▶ _MATERIAL FOR THE TASK_
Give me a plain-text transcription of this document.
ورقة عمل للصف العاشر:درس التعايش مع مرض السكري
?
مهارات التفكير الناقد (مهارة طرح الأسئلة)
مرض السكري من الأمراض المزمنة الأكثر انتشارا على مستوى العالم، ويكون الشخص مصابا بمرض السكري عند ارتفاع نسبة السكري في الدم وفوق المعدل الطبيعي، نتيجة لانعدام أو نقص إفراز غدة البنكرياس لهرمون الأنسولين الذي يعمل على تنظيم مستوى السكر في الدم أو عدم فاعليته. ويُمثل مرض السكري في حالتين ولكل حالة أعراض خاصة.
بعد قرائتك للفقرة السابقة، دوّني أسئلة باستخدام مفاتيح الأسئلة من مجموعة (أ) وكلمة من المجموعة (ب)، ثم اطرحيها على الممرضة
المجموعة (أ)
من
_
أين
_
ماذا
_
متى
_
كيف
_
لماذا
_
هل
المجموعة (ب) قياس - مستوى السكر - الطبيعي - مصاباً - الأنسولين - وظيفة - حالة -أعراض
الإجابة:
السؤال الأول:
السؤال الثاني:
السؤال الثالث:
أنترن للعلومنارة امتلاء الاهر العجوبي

▶ _YOUR GOAL_
Search the entries for "الأسئلة" and copy out each line that has it.

▶ _WORKED SOLUTION_
مهارات التفكير الناقد (مهارة طرح الأسئلة)
بعد قرائتك للفقرة السابقة، دوّني أسئلة باستخدام مفاتيح الأسئلة من مجموعة (أ) وكلمة من المجموعة (ب)، ثم اطرحيها على الممرضة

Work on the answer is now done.